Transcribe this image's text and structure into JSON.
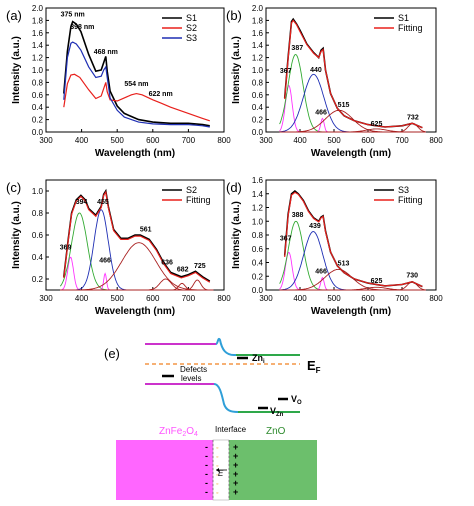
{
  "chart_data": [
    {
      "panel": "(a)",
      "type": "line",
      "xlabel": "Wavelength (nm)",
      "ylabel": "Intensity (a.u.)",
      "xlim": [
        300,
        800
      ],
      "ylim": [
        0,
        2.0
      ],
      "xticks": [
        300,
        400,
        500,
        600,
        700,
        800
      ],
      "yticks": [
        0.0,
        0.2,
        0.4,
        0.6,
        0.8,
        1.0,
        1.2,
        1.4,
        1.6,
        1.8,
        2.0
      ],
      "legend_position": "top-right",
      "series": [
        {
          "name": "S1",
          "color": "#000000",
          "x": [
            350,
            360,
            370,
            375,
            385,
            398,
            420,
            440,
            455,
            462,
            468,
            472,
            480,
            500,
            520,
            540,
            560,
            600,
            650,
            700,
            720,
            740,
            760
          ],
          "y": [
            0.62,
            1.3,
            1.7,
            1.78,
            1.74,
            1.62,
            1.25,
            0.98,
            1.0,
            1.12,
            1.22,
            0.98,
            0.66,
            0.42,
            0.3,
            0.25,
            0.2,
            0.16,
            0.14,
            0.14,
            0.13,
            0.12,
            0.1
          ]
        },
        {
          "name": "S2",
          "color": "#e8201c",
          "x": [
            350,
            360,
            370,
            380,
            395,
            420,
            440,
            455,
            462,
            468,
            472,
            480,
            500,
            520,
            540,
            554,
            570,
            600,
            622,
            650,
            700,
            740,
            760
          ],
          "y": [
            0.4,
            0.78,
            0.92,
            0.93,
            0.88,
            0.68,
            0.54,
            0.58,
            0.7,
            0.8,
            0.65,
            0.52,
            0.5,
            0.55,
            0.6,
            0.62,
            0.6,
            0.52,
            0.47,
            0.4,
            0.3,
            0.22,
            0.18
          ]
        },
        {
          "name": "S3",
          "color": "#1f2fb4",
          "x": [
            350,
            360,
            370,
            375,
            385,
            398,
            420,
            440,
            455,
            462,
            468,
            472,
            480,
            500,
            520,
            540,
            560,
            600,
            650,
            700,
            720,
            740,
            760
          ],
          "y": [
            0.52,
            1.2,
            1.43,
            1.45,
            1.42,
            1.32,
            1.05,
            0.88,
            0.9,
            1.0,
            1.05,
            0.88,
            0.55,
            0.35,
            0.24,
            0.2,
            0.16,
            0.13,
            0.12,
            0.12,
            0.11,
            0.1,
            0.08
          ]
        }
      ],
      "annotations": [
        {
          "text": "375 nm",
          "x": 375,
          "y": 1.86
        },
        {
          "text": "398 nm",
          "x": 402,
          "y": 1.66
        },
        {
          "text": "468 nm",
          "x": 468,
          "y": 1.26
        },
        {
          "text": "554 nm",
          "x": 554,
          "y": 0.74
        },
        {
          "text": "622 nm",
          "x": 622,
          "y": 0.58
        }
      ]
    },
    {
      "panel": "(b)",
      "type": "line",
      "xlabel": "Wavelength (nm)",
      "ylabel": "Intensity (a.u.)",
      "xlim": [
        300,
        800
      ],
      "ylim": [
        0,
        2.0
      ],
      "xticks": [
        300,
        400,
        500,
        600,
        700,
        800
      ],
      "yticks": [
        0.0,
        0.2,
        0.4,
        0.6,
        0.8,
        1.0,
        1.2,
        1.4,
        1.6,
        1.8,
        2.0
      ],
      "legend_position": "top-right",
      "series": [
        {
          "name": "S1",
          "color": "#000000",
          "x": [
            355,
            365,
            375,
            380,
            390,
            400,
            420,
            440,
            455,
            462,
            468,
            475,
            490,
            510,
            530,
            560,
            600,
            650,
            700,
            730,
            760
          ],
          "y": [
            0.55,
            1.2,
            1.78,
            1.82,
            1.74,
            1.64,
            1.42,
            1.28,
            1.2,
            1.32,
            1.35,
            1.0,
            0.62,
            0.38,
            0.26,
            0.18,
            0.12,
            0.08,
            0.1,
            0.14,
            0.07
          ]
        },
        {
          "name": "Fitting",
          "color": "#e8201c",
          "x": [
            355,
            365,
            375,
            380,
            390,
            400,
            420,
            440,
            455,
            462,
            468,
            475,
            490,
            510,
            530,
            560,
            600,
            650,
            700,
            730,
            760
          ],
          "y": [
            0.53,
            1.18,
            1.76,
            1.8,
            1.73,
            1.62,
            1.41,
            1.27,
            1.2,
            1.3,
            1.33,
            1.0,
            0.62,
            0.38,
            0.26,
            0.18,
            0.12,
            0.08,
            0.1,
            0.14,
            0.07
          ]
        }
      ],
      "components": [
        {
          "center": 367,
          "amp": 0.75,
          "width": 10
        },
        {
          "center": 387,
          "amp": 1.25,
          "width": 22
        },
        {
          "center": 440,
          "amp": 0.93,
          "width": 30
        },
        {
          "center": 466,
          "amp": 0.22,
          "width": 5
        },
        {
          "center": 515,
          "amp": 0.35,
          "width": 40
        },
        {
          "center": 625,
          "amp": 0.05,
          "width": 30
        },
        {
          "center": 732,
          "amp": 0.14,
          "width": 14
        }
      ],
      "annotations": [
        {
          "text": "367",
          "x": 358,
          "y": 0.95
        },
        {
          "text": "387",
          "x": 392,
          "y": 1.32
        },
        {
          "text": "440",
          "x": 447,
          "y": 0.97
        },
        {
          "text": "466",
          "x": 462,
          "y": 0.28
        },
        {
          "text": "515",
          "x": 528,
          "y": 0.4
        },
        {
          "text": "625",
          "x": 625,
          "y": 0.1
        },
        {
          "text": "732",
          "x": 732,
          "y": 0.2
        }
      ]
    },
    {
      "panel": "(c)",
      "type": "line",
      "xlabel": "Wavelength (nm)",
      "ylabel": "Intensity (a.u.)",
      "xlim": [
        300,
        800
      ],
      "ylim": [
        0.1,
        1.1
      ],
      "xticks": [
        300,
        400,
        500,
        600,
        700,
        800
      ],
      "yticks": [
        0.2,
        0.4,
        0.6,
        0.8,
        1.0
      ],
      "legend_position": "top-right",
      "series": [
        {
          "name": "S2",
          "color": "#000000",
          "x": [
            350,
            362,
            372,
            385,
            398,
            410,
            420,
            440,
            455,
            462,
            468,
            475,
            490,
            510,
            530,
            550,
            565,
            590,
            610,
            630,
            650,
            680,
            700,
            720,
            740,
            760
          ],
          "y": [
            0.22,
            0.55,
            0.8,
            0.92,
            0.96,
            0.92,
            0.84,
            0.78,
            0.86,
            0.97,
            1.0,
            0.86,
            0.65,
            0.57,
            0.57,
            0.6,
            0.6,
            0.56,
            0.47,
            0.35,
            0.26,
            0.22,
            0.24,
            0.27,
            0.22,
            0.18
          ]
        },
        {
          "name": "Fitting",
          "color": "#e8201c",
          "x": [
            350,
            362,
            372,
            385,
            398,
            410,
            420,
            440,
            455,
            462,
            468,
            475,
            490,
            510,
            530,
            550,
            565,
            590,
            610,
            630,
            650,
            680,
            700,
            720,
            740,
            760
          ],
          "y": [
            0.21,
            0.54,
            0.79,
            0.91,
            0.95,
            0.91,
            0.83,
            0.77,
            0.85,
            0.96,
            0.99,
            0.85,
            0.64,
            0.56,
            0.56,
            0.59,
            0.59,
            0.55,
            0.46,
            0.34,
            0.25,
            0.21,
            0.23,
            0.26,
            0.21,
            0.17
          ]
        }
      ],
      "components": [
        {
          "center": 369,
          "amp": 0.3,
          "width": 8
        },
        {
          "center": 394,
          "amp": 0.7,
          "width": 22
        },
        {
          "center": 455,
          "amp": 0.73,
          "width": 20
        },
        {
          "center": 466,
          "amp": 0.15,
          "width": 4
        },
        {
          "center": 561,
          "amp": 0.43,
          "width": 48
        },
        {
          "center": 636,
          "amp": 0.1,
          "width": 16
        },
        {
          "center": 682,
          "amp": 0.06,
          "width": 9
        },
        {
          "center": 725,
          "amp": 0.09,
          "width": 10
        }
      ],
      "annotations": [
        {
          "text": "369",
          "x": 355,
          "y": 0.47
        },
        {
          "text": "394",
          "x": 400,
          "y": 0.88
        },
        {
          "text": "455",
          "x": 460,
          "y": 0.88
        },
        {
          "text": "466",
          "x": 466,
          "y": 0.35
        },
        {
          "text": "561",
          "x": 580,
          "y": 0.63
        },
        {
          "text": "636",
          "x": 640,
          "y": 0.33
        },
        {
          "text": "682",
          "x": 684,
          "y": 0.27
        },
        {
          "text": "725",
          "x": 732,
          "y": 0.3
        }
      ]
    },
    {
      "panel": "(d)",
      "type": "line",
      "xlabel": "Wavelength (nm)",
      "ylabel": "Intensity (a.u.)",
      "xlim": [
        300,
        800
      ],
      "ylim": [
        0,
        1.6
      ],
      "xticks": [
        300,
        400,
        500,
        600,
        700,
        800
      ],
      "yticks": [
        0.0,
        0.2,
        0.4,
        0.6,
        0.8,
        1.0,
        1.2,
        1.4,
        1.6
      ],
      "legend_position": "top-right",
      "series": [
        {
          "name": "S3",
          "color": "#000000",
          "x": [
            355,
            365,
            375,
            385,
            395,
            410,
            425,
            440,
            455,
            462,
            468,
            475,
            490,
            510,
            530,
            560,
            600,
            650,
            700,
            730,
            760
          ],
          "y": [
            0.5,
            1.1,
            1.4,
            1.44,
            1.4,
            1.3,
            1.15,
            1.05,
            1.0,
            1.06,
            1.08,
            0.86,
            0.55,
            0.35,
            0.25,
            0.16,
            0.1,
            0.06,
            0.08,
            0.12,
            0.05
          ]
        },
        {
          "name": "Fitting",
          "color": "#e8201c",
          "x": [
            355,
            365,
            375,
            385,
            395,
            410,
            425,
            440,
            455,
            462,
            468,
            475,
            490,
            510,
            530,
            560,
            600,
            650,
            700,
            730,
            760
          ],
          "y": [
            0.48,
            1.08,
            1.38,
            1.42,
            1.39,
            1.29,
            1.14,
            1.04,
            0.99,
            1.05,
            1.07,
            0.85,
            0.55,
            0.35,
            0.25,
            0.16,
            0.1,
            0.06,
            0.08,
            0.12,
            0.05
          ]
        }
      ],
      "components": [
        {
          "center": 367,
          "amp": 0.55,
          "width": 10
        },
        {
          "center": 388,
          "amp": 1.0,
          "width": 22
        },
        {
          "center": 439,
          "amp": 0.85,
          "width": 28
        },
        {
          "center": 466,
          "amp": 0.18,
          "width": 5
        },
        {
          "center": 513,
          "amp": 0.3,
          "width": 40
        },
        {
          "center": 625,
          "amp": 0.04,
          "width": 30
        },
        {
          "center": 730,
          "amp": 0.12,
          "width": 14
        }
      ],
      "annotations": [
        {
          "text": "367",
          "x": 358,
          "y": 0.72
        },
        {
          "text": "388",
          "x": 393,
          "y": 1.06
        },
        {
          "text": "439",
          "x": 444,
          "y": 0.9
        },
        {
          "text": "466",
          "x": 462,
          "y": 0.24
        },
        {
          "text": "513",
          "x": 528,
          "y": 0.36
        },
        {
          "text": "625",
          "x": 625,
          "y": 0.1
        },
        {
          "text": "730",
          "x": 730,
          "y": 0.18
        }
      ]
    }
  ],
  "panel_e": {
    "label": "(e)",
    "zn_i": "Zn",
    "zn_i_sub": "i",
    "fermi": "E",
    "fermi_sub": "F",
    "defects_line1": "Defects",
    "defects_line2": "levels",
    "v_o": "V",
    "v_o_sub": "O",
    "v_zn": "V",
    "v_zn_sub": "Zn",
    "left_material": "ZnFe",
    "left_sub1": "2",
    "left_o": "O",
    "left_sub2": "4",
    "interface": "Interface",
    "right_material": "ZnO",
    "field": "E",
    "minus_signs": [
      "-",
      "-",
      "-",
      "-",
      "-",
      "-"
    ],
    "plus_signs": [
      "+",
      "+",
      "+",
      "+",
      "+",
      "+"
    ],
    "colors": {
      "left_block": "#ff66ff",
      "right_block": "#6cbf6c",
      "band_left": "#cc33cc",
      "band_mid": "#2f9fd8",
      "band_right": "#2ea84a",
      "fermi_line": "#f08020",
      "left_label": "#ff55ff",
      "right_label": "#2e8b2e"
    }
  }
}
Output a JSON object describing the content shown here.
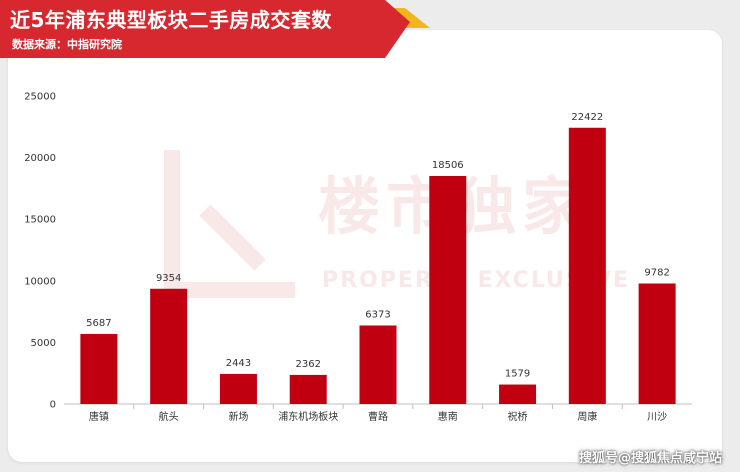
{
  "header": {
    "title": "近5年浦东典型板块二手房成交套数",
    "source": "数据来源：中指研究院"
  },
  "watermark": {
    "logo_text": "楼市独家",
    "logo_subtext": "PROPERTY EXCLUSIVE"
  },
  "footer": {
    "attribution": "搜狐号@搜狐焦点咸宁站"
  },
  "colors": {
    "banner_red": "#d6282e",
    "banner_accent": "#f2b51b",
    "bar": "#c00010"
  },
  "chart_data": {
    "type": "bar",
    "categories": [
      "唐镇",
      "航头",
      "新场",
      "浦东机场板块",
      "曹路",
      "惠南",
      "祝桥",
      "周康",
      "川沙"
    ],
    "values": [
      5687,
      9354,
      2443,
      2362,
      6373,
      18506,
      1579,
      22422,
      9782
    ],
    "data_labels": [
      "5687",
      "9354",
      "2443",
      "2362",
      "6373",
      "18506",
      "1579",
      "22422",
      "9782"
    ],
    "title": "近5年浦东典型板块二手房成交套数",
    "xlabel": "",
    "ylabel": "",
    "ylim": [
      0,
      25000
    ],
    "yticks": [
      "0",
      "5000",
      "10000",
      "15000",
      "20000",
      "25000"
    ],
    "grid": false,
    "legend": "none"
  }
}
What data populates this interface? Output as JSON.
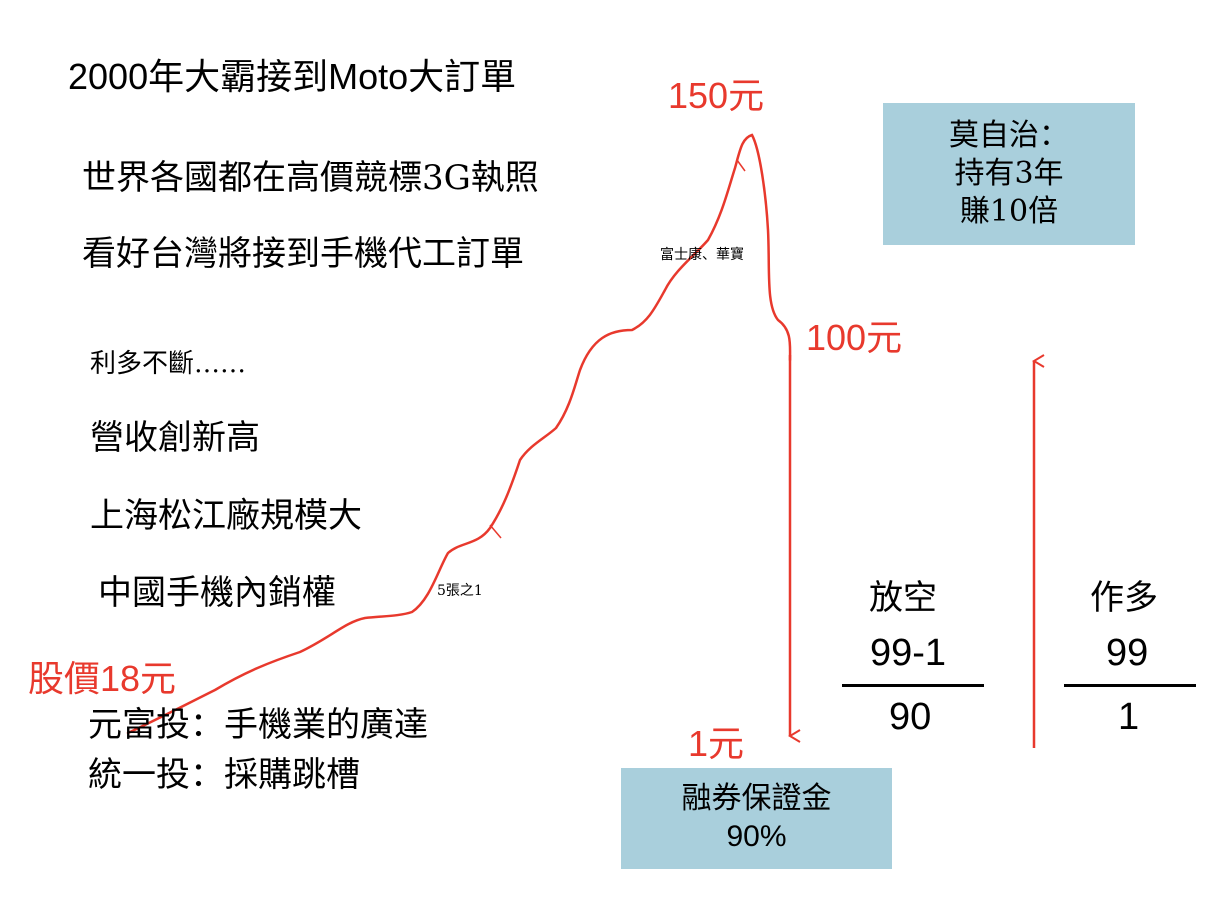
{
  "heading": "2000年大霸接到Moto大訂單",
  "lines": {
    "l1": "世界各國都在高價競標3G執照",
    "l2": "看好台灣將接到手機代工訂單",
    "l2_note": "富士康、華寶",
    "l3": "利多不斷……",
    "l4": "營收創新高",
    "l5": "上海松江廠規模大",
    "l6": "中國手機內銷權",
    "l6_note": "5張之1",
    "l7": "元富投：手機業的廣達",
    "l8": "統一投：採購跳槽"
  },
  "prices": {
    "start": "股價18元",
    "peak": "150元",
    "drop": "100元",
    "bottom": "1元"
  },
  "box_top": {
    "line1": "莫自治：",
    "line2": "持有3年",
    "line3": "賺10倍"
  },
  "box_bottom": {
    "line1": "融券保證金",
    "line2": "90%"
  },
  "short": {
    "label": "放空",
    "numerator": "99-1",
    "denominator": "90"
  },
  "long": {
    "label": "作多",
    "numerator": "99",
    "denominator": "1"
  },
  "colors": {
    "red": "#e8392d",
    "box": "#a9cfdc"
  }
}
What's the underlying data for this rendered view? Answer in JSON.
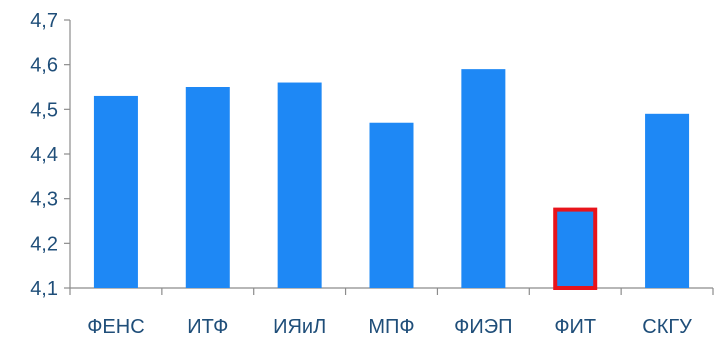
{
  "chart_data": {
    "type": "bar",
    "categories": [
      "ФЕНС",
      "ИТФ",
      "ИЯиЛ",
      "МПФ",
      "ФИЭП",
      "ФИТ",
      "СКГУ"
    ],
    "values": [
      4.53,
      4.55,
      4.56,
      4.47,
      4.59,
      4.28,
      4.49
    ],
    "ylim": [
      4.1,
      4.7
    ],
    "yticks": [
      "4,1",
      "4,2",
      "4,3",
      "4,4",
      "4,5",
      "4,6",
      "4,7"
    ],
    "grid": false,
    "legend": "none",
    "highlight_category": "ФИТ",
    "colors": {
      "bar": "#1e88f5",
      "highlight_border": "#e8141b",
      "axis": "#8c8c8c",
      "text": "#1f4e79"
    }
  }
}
++++++++
> TASK TO COMPLETE
Reproduce verbatim, and only, the lines starting at the one that contains "What data populates" and ending with the final line of the records; leave out the pictures.

> WRITTEN REPLY
What data populates this interface? Output as JSON.
{
  "heading": "2000年大霸接到Moto大訂單",
  "lines": {
    "l1": "世界各國都在高價競標3G執照",
    "l2": "看好台灣將接到手機代工訂單",
    "l2_note": "富士康、華寶",
    "l3": "利多不斷……",
    "l4": "營收創新高",
    "l5": "上海松江廠規模大",
    "l6": "中國手機內銷權",
    "l6_note": "5張之1",
    "l7": "元富投：手機業的廣達",
    "l8": "統一投：採購跳槽"
  },
  "prices": {
    "start": "股價18元",
    "peak": "150元",
    "drop": "100元",
    "bottom": "1元"
  },
  "box_top": {
    "line1": "莫自治：",
    "line2": "持有3年",
    "line3": "賺10倍"
  },
  "box_bottom": {
    "line1": "融券保證金",
    "line2": "90%"
  },
  "short": {
    "label": "放空",
    "numerator": "99-1",
    "denominator": "90"
  },
  "long": {
    "label": "作多",
    "numerator": "99",
    "denominator": "1"
  },
  "colors": {
    "red": "#e8392d",
    "box": "#a9cfdc"
  }
}
What's the underlying data for this rendered view? Answer in JSON.
{
  "chart_data": {
    "type": "bar",
    "categories": [
      "ФЕНС",
      "ИТФ",
      "ИЯиЛ",
      "МПФ",
      "ФИЭП",
      "ФИТ",
      "СКГУ"
    ],
    "values": [
      4.53,
      4.55,
      4.56,
      4.47,
      4.59,
      4.28,
      4.49
    ],
    "ylim": [
      4.1,
      4.7
    ],
    "yticks": [
      "4,1",
      "4,2",
      "4,3",
      "4,4",
      "4,5",
      "4,6",
      "4,7"
    ],
    "grid": false,
    "legend": "none",
    "highlight_category": "ФИТ",
    "colors": {
      "bar": "#1e88f5",
      "highlight_border": "#e8141b",
      "axis": "#8c8c8c",
      "text": "#1f4e79"
    }
  }
}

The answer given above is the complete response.